---------- Data entries
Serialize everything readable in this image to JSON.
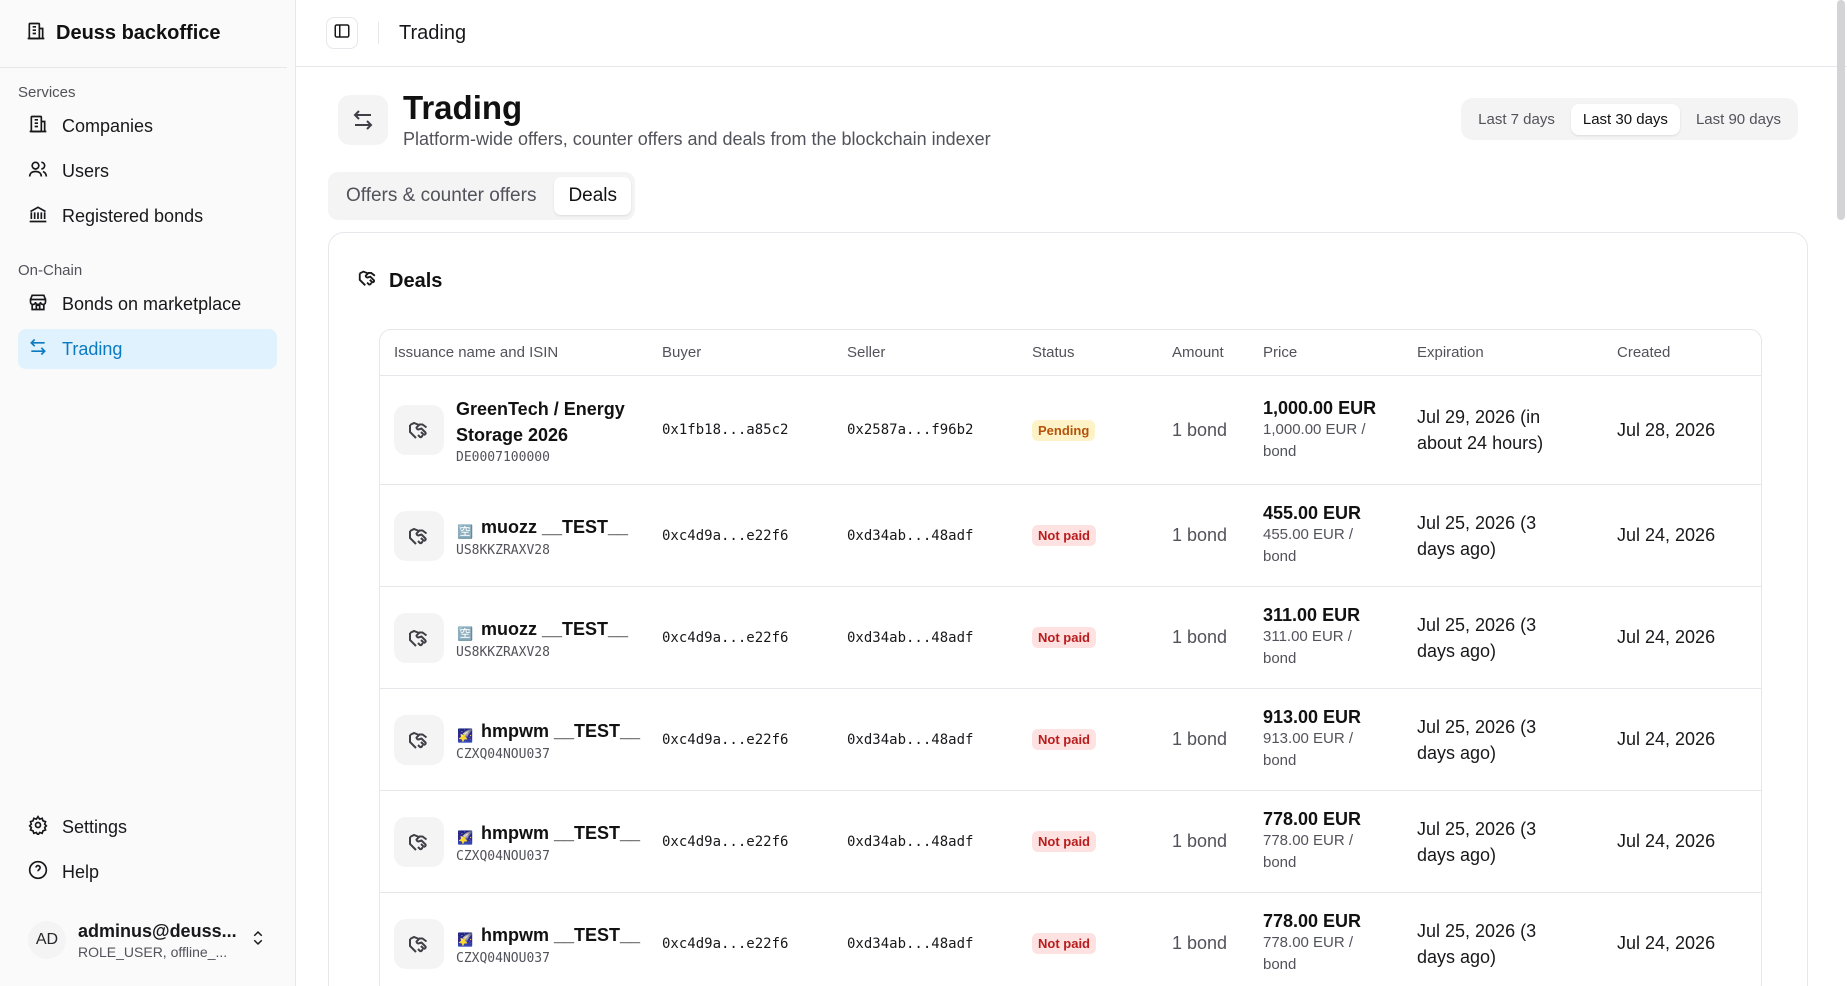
{
  "sidebar": {
    "brand": "Deuss backoffice",
    "section_services": "Services",
    "services": [
      {
        "label": "Companies",
        "icon": "building-icon"
      },
      {
        "label": "Users",
        "icon": "users-icon"
      },
      {
        "label": "Registered bonds",
        "icon": "bank-icon"
      }
    ],
    "section_onchain": "On-Chain",
    "onchain": [
      {
        "label": "Bonds on marketplace",
        "icon": "store-icon"
      },
      {
        "label": "Trading",
        "icon": "arrows-exchange-icon",
        "active": true
      }
    ],
    "footer": [
      {
        "label": "Settings",
        "icon": "gear-icon"
      },
      {
        "label": "Help",
        "icon": "help-circle-icon"
      }
    ],
    "account": {
      "initials": "AD",
      "name": "adminus@deuss...",
      "role": "ROLE_USER, offline_..."
    }
  },
  "topbar": {
    "title": "Trading"
  },
  "header": {
    "title": "Trading",
    "subtitle": "Platform-wide offers, counter offers and deals from the blockchain indexer"
  },
  "range": {
    "options": [
      "Last 7 days",
      "Last 30 days",
      "Last 90 days"
    ],
    "selected": "Last 30 days"
  },
  "tabs": {
    "items": [
      "Offers & counter offers",
      "Deals"
    ],
    "selected": "Deals"
  },
  "card": {
    "title": "Deals"
  },
  "table": {
    "headers": [
      "Issuance name and ISIN",
      "Buyer",
      "Seller",
      "Status",
      "Amount",
      "Price",
      "Expiration",
      "Created"
    ],
    "rows": [
      {
        "flag": "",
        "name": "GreenTech / Energy Storage 2026",
        "isin": "DE0007100000",
        "buyer": "0x1fb18...a85c2",
        "seller": "0x2587a...f96b2",
        "status": "Pending",
        "amount": "1 bond",
        "price": "1,000.00 EUR",
        "unit": "1,000.00 EUR / bond",
        "expiration": "Jul 29, 2026 (in about 24 hours)",
        "created": "Jul 28, 2026"
      },
      {
        "flag": "🈳",
        "name": "muozz __TEST__",
        "isin": "US8KKZRAXV28",
        "buyer": "0xc4d9a...e22f6",
        "seller": "0xd34ab...48adf",
        "status": "Not paid",
        "amount": "1 bond",
        "price": "455.00 EUR",
        "unit": "455.00 EUR / bond",
        "expiration": "Jul 25, 2026 (3 days ago)",
        "created": "Jul 24, 2026"
      },
      {
        "flag": "🈳",
        "name": "muozz __TEST__",
        "isin": "US8KKZRAXV28",
        "buyer": "0xc4d9a...e22f6",
        "seller": "0xd34ab...48adf",
        "status": "Not paid",
        "amount": "1 bond",
        "price": "311.00 EUR",
        "unit": "311.00 EUR / bond",
        "expiration": "Jul 25, 2026 (3 days ago)",
        "created": "Jul 24, 2026"
      },
      {
        "flag": "🌠",
        "name": "hmpwm __TEST__",
        "isin": "CZXQ04NOU037",
        "buyer": "0xc4d9a...e22f6",
        "seller": "0xd34ab...48adf",
        "status": "Not paid",
        "amount": "1 bond",
        "price": "913.00 EUR",
        "unit": "913.00 EUR / bond",
        "expiration": "Jul 25, 2026 (3 days ago)",
        "created": "Jul 24, 2026"
      },
      {
        "flag": "🌠",
        "name": "hmpwm __TEST__",
        "isin": "CZXQ04NOU037",
        "buyer": "0xc4d9a...e22f6",
        "seller": "0xd34ab...48adf",
        "status": "Not paid",
        "amount": "1 bond",
        "price": "778.00 EUR",
        "unit": "778.00 EUR / bond",
        "expiration": "Jul 25, 2026 (3 days ago)",
        "created": "Jul 24, 2026"
      },
      {
        "flag": "🌠",
        "name": "hmpwm __TEST__",
        "isin": "CZXQ04NOU037",
        "buyer": "0xc4d9a...e22f6",
        "seller": "0xd34ab...48adf",
        "status": "Not paid",
        "amount": "1 bond",
        "price": "778.00 EUR",
        "unit": "778.00 EUR / bond",
        "expiration": "Jul 25, 2026 (3 days ago)",
        "created": "Jul 24, 2026"
      }
    ]
  },
  "colors": {
    "accent": "#0c7abf",
    "active_bg": "#e0f2fe",
    "pending": "#b45309",
    "not_paid": "#b91c1c"
  }
}
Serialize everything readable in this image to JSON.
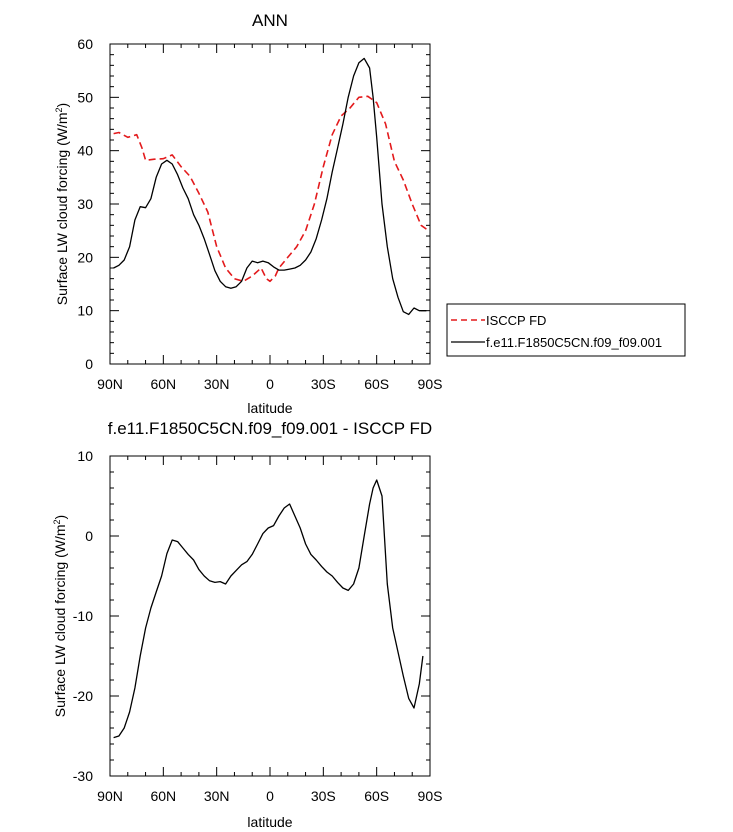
{
  "chart_data": [
    {
      "type": "line",
      "title": "ANN",
      "xlabel": "latitude",
      "ylabel": "Surface LW cloud forcing (W/m",
      "ylabel_sup": "2",
      "ylabel_close": ")",
      "xlim": [
        90,
        -90
      ],
      "ylim": [
        0,
        60
      ],
      "x_ticks": [
        90,
        60,
        30,
        0,
        -30,
        -60,
        -90
      ],
      "x_tick_labels": [
        "90N",
        "60N",
        "30N",
        "0",
        "30S",
        "60S",
        "90S"
      ],
      "y_ticks": [
        0,
        10,
        20,
        30,
        40,
        50,
        60
      ],
      "y_tick_labels": [
        "0",
        "10",
        "20",
        "30",
        "40",
        "50",
        "60"
      ],
      "legend_position": "right",
      "series": [
        {
          "name": "ISCCP FD",
          "color": "#e31a1c",
          "dash": "dashed",
          "x": [
            88,
            85,
            80,
            75,
            72,
            70,
            65,
            60,
            55,
            50,
            45,
            40,
            35,
            30,
            25,
            20,
            15,
            10,
            5,
            2,
            0,
            -3,
            -5,
            -10,
            -15,
            -20,
            -25,
            -30,
            -35,
            -40,
            -45,
            -50,
            -55,
            -60,
            -65,
            -70,
            -75,
            -80,
            -85,
            -88
          ],
          "values": [
            43.2,
            43.4,
            42.5,
            43.0,
            40.5,
            38.2,
            38.4,
            38.5,
            39.2,
            37.0,
            35.2,
            32.0,
            28.5,
            22.0,
            18.0,
            16.0,
            15.5,
            16.5,
            18.0,
            16.0,
            15.5,
            16.5,
            18.0,
            20.0,
            22.0,
            25.0,
            30.0,
            37.0,
            43.0,
            46.5,
            48.0,
            50.0,
            50.2,
            49.0,
            45.0,
            38.0,
            34.5,
            30.0,
            26.0,
            25.3
          ]
        },
        {
          "name": "f.e11.F1850C5CN.f09_f09.001",
          "color": "#000000",
          "dash": "solid",
          "x": [
            88,
            85,
            82,
            79,
            76,
            73,
            70,
            67,
            64,
            61,
            58,
            55,
            52,
            49,
            46,
            43,
            40,
            37,
            34,
            31,
            28,
            25,
            22,
            19,
            16,
            13,
            10,
            7,
            4,
            1,
            -2,
            -5,
            -8,
            -11,
            -14,
            -17,
            -20,
            -23,
            -26,
            -29,
            -32,
            -35,
            -38,
            -41,
            -44,
            -47,
            -50,
            -53,
            -56,
            -58,
            -60,
            -63,
            -66,
            -69,
            -72,
            -75,
            -78,
            -81,
            -84,
            -86,
            -88
          ],
          "values": [
            18.0,
            18.5,
            19.5,
            22.0,
            27.0,
            29.5,
            29.3,
            31.0,
            35.0,
            37.5,
            38.2,
            37.5,
            35.5,
            33.0,
            31.0,
            28.0,
            26.0,
            23.5,
            20.5,
            17.5,
            15.5,
            14.5,
            14.2,
            14.5,
            15.5,
            18.0,
            19.3,
            19.0,
            19.3,
            19.0,
            18.2,
            17.6,
            17.6,
            17.8,
            18.0,
            18.5,
            19.5,
            21.0,
            23.5,
            27.0,
            31.0,
            36.0,
            40.5,
            45.0,
            50.0,
            54.0,
            56.5,
            57.3,
            55.5,
            50.0,
            42.5,
            30.0,
            22.0,
            16.0,
            12.5,
            9.8,
            9.3,
            10.5,
            10.0,
            10.0,
            10.0
          ]
        }
      ]
    },
    {
      "type": "line",
      "title": "f.e11.F1850C5CN.f09_f09.001 - ISCCP FD",
      "xlabel": "latitude",
      "ylabel": "Surface LW cloud forcing (W/m",
      "ylabel_sup": "2",
      "ylabel_close": ")",
      "xlim": [
        90,
        -90
      ],
      "ylim": [
        -30,
        10
      ],
      "x_ticks": [
        90,
        60,
        30,
        0,
        -30,
        -60,
        -90
      ],
      "x_tick_labels": [
        "90N",
        "60N",
        "30N",
        "0",
        "30S",
        "60S",
        "90S"
      ],
      "y_ticks": [
        -30,
        -20,
        -10,
        0,
        10
      ],
      "y_tick_labels": [
        "-30",
        "-20",
        "-10",
        "0",
        "10"
      ],
      "series": [
        {
          "color": "#000000",
          "dash": "solid",
          "x": [
            88,
            85,
            82,
            79,
            76,
            73,
            70,
            67,
            64,
            61,
            58,
            55,
            52,
            49,
            46,
            43,
            40,
            37,
            34,
            31,
            28,
            25,
            22,
            19,
            16,
            13,
            10,
            7,
            4,
            1,
            -2,
            -5,
            -8,
            -11,
            -14,
            -17,
            -20,
            -23,
            -26,
            -29,
            -32,
            -35,
            -38,
            -41,
            -44,
            -47,
            -50,
            -53,
            -56,
            -58,
            -60,
            -63,
            -66,
            -69,
            -72,
            -75,
            -78,
            -81,
            -84,
            -86
          ],
          "values": [
            -25.2,
            -25.0,
            -24.0,
            -22.0,
            -19.0,
            -15.0,
            -11.5,
            -9.0,
            -7.0,
            -5.0,
            -2.2,
            -0.5,
            -0.7,
            -1.5,
            -2.3,
            -3.0,
            -4.2,
            -5.0,
            -5.6,
            -5.8,
            -5.7,
            -6.0,
            -5.0,
            -4.3,
            -3.6,
            -3.2,
            -2.3,
            -1.0,
            0.3,
            1.0,
            1.3,
            2.5,
            3.5,
            4.0,
            2.5,
            1.0,
            -1.0,
            -2.3,
            -3.0,
            -3.8,
            -4.5,
            -5.0,
            -5.8,
            -6.5,
            -6.8,
            -6.0,
            -4.0,
            0.0,
            4.0,
            6.0,
            7.0,
            5.0,
            -6.0,
            -11.5,
            -14.5,
            -17.5,
            -20.3,
            -21.5,
            -18.5,
            -15.0
          ]
        }
      ]
    }
  ]
}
--------------------
Direction: Work out how many lines of the listing above include the word "Last". Reply with nothing but the count.

Solved exercise: 4